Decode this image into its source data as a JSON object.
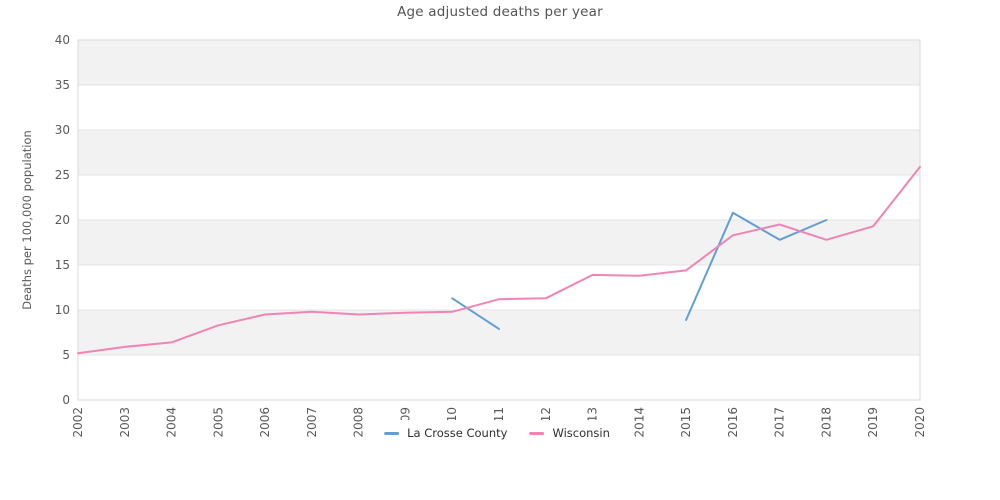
{
  "chart_data": {
    "type": "line",
    "title": "Age adjusted deaths per year",
    "ylabel": "Deaths per 100,000 population",
    "xlabel": "",
    "x": [
      "2002",
      "2003",
      "2004",
      "2005",
      "2006",
      "2007",
      "2008",
      "2009",
      "2010",
      "2011",
      "2012",
      "2013",
      "2014",
      "2015",
      "2016",
      "2017",
      "2018",
      "2019",
      "2020"
    ],
    "series": [
      {
        "name": "La Crosse County",
        "color": "#5f9fd6",
        "values": [
          null,
          null,
          null,
          null,
          null,
          null,
          null,
          null,
          11.3,
          7.9,
          null,
          null,
          null,
          8.9,
          20.8,
          17.8,
          20.0,
          null,
          null
        ]
      },
      {
        "name": "Wisconsin",
        "color": "#ee85b5",
        "values": [
          5.2,
          5.9,
          6.4,
          8.3,
          9.5,
          9.8,
          9.5,
          9.7,
          9.8,
          11.2,
          11.3,
          13.9,
          13.8,
          14.4,
          18.3,
          19.5,
          17.8,
          19.3,
          25.9
        ]
      }
    ],
    "ylim": [
      0,
      40
    ],
    "ytick_step": 5,
    "grid": true,
    "legend_position": "bottom-center",
    "band_color": "#f2f2f2",
    "grid_color": "#e4e4e4",
    "axis_color": "#d9d9d9",
    "text_color": "#595959"
  }
}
-- -- --
■ **PROBLEM DESCRIPTION**
Filter out all lines lacking the word "name" and copy the rest.

■ **RESULT**
        "name": "La Crosse County",
        "name": "Wisconsin",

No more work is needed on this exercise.